===== Task data

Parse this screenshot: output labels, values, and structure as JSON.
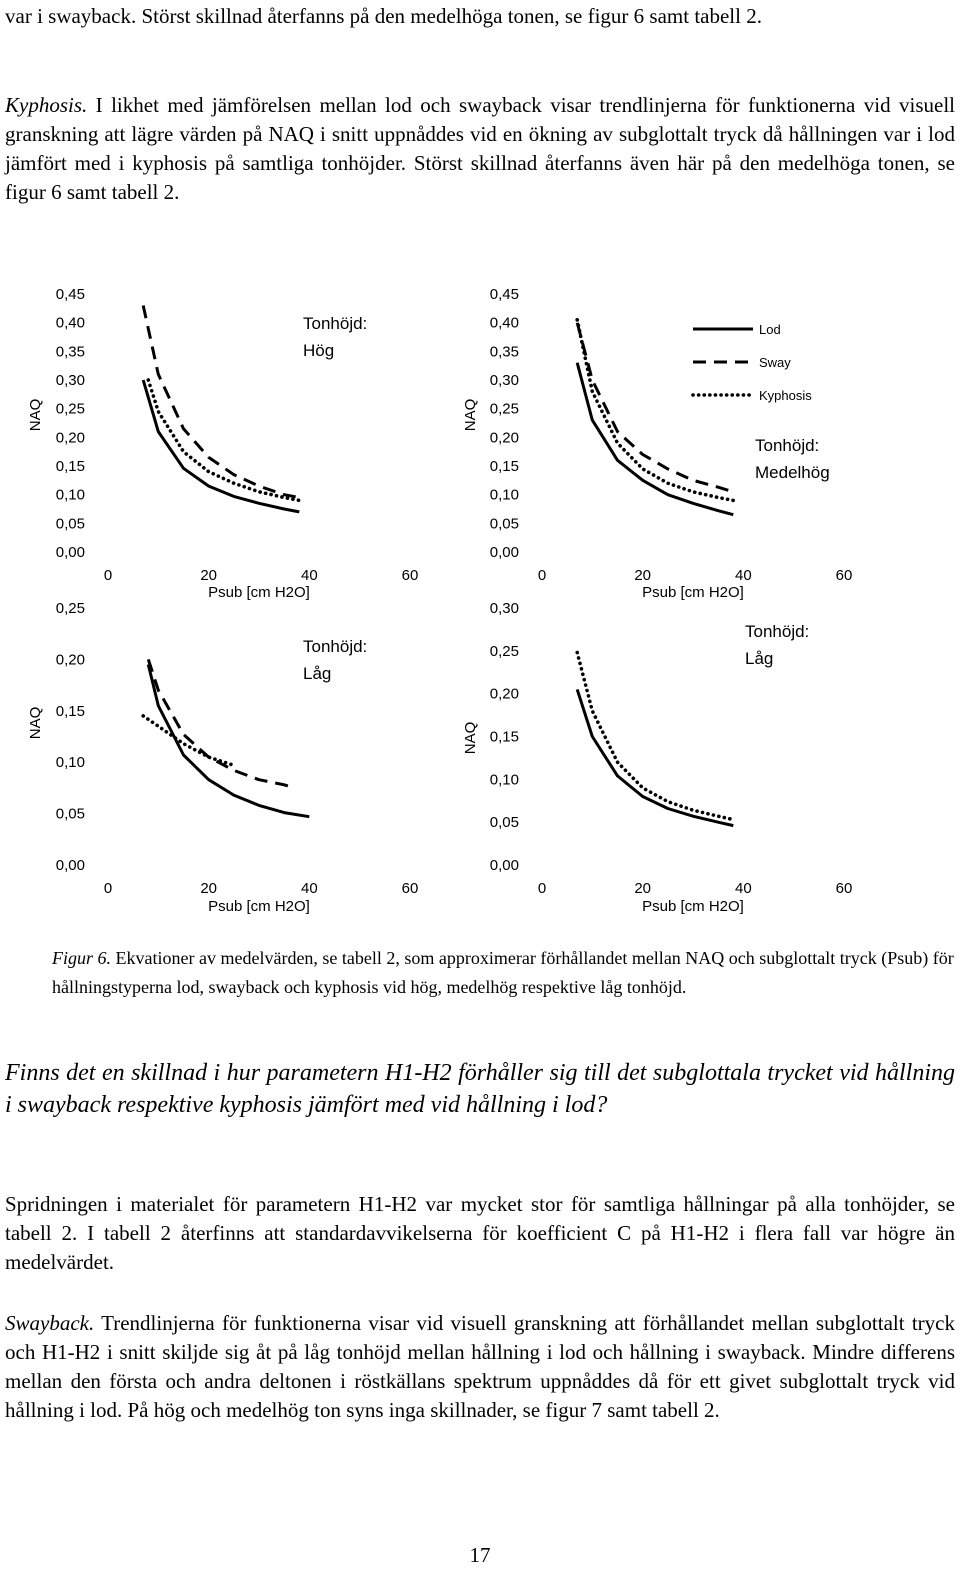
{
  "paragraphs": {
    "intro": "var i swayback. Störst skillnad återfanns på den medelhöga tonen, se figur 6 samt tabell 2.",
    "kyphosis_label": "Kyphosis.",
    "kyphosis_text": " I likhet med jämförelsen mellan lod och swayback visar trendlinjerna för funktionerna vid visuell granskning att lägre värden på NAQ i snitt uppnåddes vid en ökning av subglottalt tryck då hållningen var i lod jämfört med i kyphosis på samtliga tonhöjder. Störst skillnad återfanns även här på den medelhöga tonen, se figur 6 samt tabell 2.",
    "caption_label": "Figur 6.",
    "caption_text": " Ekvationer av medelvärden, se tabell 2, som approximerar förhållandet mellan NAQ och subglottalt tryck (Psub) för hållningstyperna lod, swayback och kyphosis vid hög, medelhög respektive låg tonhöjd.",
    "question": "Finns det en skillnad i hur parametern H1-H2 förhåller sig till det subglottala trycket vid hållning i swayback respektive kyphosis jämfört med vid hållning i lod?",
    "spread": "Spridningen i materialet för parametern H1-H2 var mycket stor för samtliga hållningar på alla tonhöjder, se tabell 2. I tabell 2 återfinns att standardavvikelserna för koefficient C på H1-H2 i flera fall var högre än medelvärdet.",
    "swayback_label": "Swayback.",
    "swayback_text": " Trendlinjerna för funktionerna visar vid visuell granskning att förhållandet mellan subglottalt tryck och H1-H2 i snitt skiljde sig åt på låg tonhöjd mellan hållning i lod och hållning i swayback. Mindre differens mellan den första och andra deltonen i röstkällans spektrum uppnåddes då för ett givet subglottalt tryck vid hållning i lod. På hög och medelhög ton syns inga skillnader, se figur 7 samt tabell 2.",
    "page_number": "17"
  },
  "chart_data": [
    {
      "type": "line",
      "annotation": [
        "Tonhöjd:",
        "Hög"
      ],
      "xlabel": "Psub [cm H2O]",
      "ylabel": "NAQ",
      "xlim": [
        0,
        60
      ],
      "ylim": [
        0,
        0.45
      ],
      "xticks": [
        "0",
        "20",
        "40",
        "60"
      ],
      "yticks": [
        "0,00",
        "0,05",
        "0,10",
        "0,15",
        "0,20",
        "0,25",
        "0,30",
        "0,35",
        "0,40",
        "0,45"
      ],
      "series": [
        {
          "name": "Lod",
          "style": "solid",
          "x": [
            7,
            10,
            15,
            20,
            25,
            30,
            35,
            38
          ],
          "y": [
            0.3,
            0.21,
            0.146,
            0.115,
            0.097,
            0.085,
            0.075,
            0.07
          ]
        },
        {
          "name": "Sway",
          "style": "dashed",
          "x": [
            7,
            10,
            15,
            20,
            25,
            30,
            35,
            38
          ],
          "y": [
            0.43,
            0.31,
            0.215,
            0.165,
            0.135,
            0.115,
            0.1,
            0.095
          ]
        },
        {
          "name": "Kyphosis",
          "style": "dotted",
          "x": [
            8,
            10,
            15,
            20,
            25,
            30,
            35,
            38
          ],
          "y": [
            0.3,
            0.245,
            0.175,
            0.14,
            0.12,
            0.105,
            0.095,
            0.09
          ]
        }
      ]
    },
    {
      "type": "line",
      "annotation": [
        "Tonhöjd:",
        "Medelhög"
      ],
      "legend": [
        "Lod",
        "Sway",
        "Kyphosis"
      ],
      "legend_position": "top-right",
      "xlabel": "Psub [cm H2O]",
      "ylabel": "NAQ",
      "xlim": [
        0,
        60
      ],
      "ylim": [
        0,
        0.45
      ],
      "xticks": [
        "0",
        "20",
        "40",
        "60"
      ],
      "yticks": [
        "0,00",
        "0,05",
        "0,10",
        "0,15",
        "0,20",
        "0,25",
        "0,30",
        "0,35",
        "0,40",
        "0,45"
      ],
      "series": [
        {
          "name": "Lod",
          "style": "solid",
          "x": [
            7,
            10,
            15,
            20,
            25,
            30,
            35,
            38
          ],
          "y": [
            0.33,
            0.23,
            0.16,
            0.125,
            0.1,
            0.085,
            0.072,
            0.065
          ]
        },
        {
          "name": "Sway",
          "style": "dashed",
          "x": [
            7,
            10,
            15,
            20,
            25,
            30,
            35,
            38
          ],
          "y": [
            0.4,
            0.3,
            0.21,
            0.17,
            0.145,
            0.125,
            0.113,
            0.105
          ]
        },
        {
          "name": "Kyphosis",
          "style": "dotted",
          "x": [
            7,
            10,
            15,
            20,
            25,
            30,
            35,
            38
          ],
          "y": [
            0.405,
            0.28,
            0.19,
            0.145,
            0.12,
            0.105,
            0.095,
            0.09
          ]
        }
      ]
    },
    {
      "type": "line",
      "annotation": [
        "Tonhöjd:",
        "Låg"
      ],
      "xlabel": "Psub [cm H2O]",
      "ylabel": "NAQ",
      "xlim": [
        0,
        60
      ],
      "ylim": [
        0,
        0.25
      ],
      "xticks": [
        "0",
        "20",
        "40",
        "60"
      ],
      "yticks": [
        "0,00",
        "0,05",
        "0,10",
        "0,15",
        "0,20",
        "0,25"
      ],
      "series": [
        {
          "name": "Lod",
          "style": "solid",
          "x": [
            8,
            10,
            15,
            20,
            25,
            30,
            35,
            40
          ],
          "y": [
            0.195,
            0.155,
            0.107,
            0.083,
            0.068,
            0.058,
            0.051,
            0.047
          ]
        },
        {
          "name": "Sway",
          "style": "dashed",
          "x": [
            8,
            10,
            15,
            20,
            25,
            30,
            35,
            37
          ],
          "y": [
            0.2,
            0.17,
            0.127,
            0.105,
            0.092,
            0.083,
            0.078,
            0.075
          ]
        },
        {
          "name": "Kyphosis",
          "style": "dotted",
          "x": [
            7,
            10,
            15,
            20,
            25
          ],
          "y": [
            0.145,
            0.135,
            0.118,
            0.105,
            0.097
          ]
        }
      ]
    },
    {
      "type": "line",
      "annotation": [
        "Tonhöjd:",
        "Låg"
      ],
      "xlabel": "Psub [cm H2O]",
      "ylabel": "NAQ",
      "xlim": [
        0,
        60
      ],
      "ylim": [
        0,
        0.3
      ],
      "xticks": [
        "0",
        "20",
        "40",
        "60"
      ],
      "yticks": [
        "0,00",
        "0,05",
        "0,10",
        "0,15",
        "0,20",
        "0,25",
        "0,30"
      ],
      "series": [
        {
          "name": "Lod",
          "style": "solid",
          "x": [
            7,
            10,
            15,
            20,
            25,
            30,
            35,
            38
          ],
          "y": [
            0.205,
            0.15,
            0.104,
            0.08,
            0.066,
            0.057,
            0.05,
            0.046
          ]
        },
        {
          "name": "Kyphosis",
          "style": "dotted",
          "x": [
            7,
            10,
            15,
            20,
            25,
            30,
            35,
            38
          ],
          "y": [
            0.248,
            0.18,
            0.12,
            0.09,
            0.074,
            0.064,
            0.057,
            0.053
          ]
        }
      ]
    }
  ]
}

==========

Transcribe every line in the entries above, taking out only the images.

§ **In response**:
Parse this screenshot: output labels, values, and structure as JSON.
{
  "paragraphs": {
    "intro": "var i swayback. Störst skillnad återfanns på den medelhöga tonen, se figur 6 samt tabell 2.",
    "kyphosis_label": "Kyphosis.",
    "kyphosis_text": " I likhet med jämförelsen mellan lod och swayback visar trendlinjerna för funktionerna vid visuell granskning att lägre värden på NAQ i snitt uppnåddes vid en ökning av subglottalt tryck då hållningen var i lod jämfört med i kyphosis på samtliga tonhöjder. Störst skillnad återfanns även här på den medelhöga tonen, se figur 6 samt tabell 2.",
    "caption_label": "Figur 6.",
    "caption_text": " Ekvationer av medelvärden, se tabell 2, som approximerar förhållandet mellan NAQ och subglottalt tryck (Psub) för hållningstyperna lod, swayback och kyphosis vid hög, medelhög respektive låg tonhöjd.",
    "question": "Finns det en skillnad i hur parametern H1-H2 förhåller sig till det subglottala trycket vid hållning i swayback respektive kyphosis jämfört med vid hållning i lod?",
    "spread": "Spridningen i materialet för parametern H1-H2 var mycket stor för samtliga hållningar på alla tonhöjder, se tabell 2. I tabell 2 återfinns att standardavvikelserna för koefficient C på H1-H2 i flera fall var högre än medelvärdet.",
    "swayback_label": "Swayback.",
    "swayback_text": " Trendlinjerna för funktionerna visar vid visuell granskning att förhållandet mellan subglottalt tryck och H1-H2 i snitt skiljde sig åt på låg tonhöjd mellan hållning i lod och hållning i swayback. Mindre differens mellan den första och andra deltonen i röstkällans spektrum uppnåddes då för ett givet subglottalt tryck vid hållning i lod. På hög och medelhög ton syns inga skillnader, se figur 7 samt tabell 2.",
    "page_number": "17"
  },
  "chart_data": [
    {
      "type": "line",
      "annotation": [
        "Tonhöjd:",
        "Hög"
      ],
      "xlabel": "Psub [cm H2O]",
      "ylabel": "NAQ",
      "xlim": [
        0,
        60
      ],
      "ylim": [
        0,
        0.45
      ],
      "xticks": [
        "0",
        "20",
        "40",
        "60"
      ],
      "yticks": [
        "0,00",
        "0,05",
        "0,10",
        "0,15",
        "0,20",
        "0,25",
        "0,30",
        "0,35",
        "0,40",
        "0,45"
      ],
      "series": [
        {
          "name": "Lod",
          "style": "solid",
          "x": [
            7,
            10,
            15,
            20,
            25,
            30,
            35,
            38
          ],
          "y": [
            0.3,
            0.21,
            0.146,
            0.115,
            0.097,
            0.085,
            0.075,
            0.07
          ]
        },
        {
          "name": "Sway",
          "style": "dashed",
          "x": [
            7,
            10,
            15,
            20,
            25,
            30,
            35,
            38
          ],
          "y": [
            0.43,
            0.31,
            0.215,
            0.165,
            0.135,
            0.115,
            0.1,
            0.095
          ]
        },
        {
          "name": "Kyphosis",
          "style": "dotted",
          "x": [
            8,
            10,
            15,
            20,
            25,
            30,
            35,
            38
          ],
          "y": [
            0.3,
            0.245,
            0.175,
            0.14,
            0.12,
            0.105,
            0.095,
            0.09
          ]
        }
      ]
    },
    {
      "type": "line",
      "annotation": [
        "Tonhöjd:",
        "Medelhög"
      ],
      "legend": [
        "Lod",
        "Sway",
        "Kyphosis"
      ],
      "legend_position": "top-right",
      "xlabel": "Psub [cm H2O]",
      "ylabel": "NAQ",
      "xlim": [
        0,
        60
      ],
      "ylim": [
        0,
        0.45
      ],
      "xticks": [
        "0",
        "20",
        "40",
        "60"
      ],
      "yticks": [
        "0,00",
        "0,05",
        "0,10",
        "0,15",
        "0,20",
        "0,25",
        "0,30",
        "0,35",
        "0,40",
        "0,45"
      ],
      "series": [
        {
          "name": "Lod",
          "style": "solid",
          "x": [
            7,
            10,
            15,
            20,
            25,
            30,
            35,
            38
          ],
          "y": [
            0.33,
            0.23,
            0.16,
            0.125,
            0.1,
            0.085,
            0.072,
            0.065
          ]
        },
        {
          "name": "Sway",
          "style": "dashed",
          "x": [
            7,
            10,
            15,
            20,
            25,
            30,
            35,
            38
          ],
          "y": [
            0.4,
            0.3,
            0.21,
            0.17,
            0.145,
            0.125,
            0.113,
            0.105
          ]
        },
        {
          "name": "Kyphosis",
          "style": "dotted",
          "x": [
            7,
            10,
            15,
            20,
            25,
            30,
            35,
            38
          ],
          "y": [
            0.405,
            0.28,
            0.19,
            0.145,
            0.12,
            0.105,
            0.095,
            0.09
          ]
        }
      ]
    },
    {
      "type": "line",
      "annotation": [
        "Tonhöjd:",
        "Låg"
      ],
      "xlabel": "Psub [cm H2O]",
      "ylabel": "NAQ",
      "xlim": [
        0,
        60
      ],
      "ylim": [
        0,
        0.25
      ],
      "xticks": [
        "0",
        "20",
        "40",
        "60"
      ],
      "yticks": [
        "0,00",
        "0,05",
        "0,10",
        "0,15",
        "0,20",
        "0,25"
      ],
      "series": [
        {
          "name": "Lod",
          "style": "solid",
          "x": [
            8,
            10,
            15,
            20,
            25,
            30,
            35,
            40
          ],
          "y": [
            0.195,
            0.155,
            0.107,
            0.083,
            0.068,
            0.058,
            0.051,
            0.047
          ]
        },
        {
          "name": "Sway",
          "style": "dashed",
          "x": [
            8,
            10,
            15,
            20,
            25,
            30,
            35,
            37
          ],
          "y": [
            0.2,
            0.17,
            0.127,
            0.105,
            0.092,
            0.083,
            0.078,
            0.075
          ]
        },
        {
          "name": "Kyphosis",
          "style": "dotted",
          "x": [
            7,
            10,
            15,
            20,
            25
          ],
          "y": [
            0.145,
            0.135,
            0.118,
            0.105,
            0.097
          ]
        }
      ]
    },
    {
      "type": "line",
      "annotation": [
        "Tonhöjd:",
        "Låg"
      ],
      "xlabel": "Psub [cm H2O]",
      "ylabel": "NAQ",
      "xlim": [
        0,
        60
      ],
      "ylim": [
        0,
        0.3
      ],
      "xticks": [
        "0",
        "20",
        "40",
        "60"
      ],
      "yticks": [
        "0,00",
        "0,05",
        "0,10",
        "0,15",
        "0,20",
        "0,25",
        "0,30"
      ],
      "series": [
        {
          "name": "Lod",
          "style": "solid",
          "x": [
            7,
            10,
            15,
            20,
            25,
            30,
            35,
            38
          ],
          "y": [
            0.205,
            0.15,
            0.104,
            0.08,
            0.066,
            0.057,
            0.05,
            0.046
          ]
        },
        {
          "name": "Kyphosis",
          "style": "dotted",
          "x": [
            7,
            10,
            15,
            20,
            25,
            30,
            35,
            38
          ],
          "y": [
            0.248,
            0.18,
            0.12,
            0.09,
            0.074,
            0.064,
            0.057,
            0.053
          ]
        }
      ]
    }
  ]
}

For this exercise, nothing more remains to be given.